--- BEGIN Record extracts ---

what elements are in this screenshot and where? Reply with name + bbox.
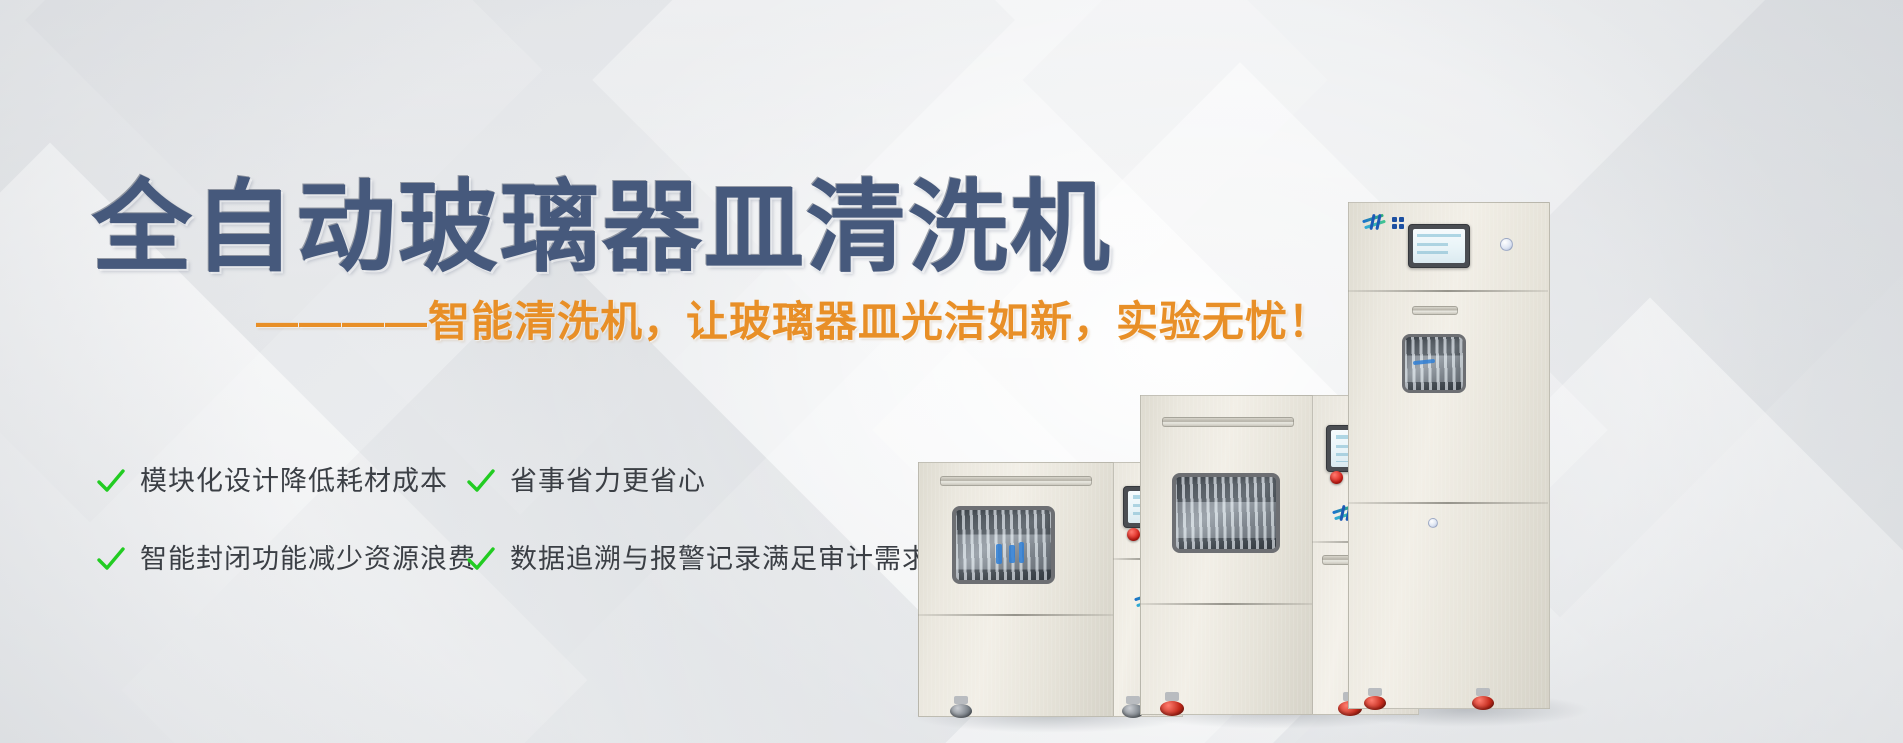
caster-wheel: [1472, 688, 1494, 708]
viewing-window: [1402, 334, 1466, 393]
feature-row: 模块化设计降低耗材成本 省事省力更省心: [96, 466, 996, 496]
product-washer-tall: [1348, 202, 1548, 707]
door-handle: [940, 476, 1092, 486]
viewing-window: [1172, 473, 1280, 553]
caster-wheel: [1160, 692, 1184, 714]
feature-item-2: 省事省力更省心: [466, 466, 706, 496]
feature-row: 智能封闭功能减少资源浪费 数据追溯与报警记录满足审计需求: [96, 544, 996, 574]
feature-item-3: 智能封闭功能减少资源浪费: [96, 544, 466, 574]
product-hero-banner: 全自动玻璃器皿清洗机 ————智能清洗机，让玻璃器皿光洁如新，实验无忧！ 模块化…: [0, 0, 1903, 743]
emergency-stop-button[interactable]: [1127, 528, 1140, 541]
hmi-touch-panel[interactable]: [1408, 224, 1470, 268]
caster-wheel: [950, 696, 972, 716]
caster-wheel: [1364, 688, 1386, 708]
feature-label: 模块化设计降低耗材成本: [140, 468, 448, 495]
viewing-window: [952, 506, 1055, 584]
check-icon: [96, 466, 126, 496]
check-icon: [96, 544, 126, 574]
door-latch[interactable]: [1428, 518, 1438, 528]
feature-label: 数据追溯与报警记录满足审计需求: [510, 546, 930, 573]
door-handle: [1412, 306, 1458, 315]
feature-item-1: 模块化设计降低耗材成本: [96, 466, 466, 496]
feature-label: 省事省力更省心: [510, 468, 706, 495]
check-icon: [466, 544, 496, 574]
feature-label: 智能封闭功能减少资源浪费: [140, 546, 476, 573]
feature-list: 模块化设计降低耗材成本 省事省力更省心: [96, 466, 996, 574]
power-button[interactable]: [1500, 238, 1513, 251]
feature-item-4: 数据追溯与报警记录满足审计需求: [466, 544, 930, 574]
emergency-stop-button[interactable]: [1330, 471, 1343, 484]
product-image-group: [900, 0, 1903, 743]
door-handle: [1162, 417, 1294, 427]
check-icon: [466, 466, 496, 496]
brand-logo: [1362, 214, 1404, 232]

--- END Record extracts ---
--- BEGIN Record extracts ---

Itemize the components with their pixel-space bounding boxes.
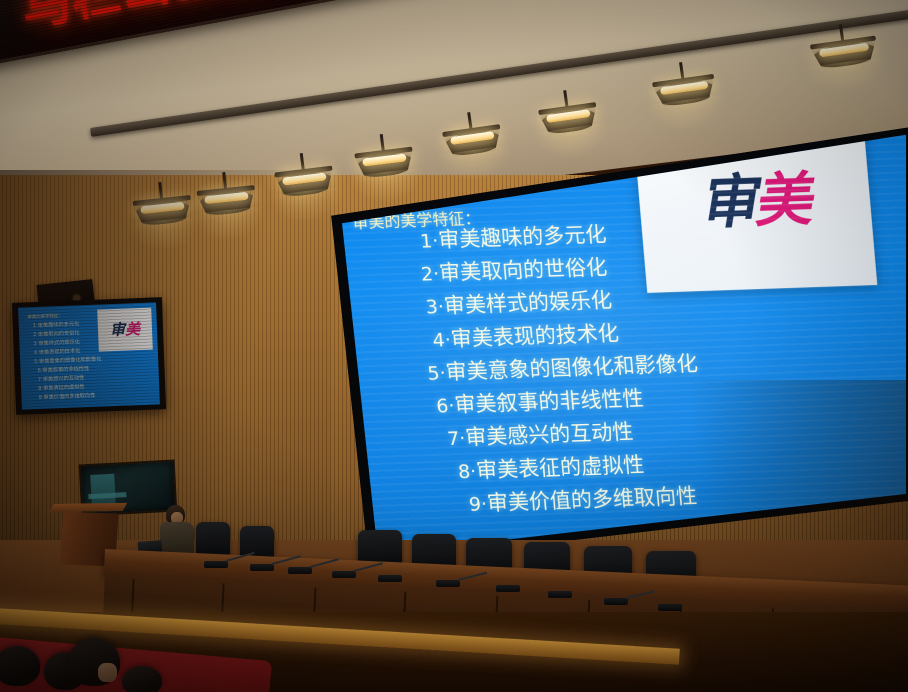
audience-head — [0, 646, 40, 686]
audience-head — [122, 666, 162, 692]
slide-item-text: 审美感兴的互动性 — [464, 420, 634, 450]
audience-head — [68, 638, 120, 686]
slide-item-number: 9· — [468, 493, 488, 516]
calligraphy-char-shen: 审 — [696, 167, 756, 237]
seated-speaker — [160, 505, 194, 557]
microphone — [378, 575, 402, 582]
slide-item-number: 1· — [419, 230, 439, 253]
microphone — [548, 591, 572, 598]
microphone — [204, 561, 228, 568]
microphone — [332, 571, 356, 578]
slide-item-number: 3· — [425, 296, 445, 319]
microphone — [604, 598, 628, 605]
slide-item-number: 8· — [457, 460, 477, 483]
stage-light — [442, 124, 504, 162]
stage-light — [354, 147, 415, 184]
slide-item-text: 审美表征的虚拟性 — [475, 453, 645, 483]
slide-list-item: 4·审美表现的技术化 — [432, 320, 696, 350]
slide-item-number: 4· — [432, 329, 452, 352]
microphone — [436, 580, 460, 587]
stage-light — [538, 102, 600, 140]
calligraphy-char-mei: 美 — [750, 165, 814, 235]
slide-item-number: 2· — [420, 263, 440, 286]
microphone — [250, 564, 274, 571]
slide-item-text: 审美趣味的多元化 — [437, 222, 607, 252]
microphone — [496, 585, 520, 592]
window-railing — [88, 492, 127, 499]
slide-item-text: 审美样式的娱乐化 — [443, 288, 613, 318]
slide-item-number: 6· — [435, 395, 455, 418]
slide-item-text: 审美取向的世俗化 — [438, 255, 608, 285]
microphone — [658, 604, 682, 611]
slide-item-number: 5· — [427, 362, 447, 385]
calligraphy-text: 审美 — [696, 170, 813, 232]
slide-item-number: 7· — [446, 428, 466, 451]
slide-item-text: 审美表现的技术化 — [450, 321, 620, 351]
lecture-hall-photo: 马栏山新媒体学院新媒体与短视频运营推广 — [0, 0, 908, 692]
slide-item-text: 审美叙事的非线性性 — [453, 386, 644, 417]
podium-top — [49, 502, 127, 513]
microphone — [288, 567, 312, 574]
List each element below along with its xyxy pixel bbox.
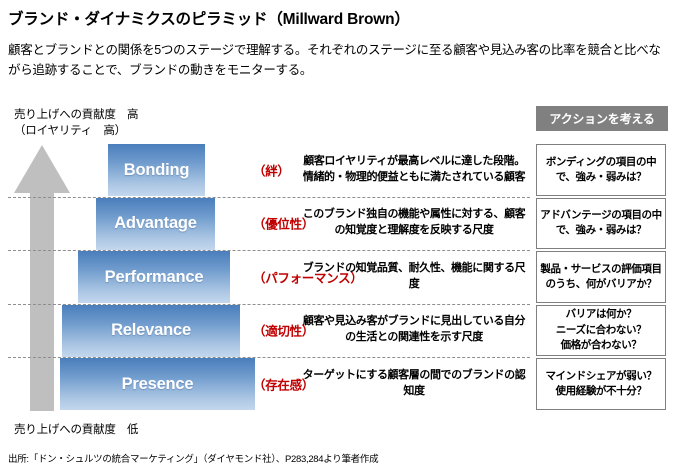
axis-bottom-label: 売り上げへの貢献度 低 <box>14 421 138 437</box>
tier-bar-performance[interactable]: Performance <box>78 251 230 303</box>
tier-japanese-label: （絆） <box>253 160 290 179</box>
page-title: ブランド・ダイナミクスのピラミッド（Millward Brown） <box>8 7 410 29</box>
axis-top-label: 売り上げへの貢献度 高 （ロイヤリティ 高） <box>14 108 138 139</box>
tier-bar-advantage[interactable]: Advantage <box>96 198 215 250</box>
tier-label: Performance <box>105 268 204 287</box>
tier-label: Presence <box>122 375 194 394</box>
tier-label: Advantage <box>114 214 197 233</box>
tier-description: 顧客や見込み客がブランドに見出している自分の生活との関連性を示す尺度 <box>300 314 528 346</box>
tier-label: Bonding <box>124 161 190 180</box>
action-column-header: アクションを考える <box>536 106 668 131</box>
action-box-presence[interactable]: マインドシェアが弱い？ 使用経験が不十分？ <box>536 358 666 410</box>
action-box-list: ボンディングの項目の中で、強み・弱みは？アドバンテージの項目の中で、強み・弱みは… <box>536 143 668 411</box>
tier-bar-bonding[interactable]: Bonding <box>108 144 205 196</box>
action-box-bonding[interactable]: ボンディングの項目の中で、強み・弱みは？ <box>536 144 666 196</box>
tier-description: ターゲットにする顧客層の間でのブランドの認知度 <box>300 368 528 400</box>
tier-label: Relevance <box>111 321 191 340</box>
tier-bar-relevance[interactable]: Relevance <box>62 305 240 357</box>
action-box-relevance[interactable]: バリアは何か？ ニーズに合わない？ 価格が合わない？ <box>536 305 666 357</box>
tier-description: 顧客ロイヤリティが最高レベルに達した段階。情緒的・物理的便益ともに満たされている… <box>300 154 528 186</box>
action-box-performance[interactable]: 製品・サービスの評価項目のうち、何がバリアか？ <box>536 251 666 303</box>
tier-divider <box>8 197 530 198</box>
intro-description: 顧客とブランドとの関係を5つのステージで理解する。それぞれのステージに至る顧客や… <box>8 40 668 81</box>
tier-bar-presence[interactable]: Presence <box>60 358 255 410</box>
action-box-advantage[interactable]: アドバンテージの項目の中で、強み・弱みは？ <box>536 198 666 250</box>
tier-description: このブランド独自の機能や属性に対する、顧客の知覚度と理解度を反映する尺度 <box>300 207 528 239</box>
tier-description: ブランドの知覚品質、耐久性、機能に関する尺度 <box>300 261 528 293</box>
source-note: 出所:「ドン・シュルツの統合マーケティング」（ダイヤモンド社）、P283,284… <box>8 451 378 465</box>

--- END Record extracts ---

▸ Task objective: Retype the material from the line containing "axis-bottom-label: 売り上げへの貢献度 低" through the line containing "page-title: ブランド・ダイナミクスのピラミッド（Millward Brown）", copying each line exactly.

▸ Result:
axis-bottom-label: 売り上げへの貢献度 低 <box>14 421 138 437</box>
tier-bar-performance[interactable]: Performance <box>78 251 230 303</box>
tier-japanese-label: （絆） <box>253 160 290 179</box>
page-title: ブランド・ダイナミクスのピラミッド（Millward Brown） <box>8 7 410 29</box>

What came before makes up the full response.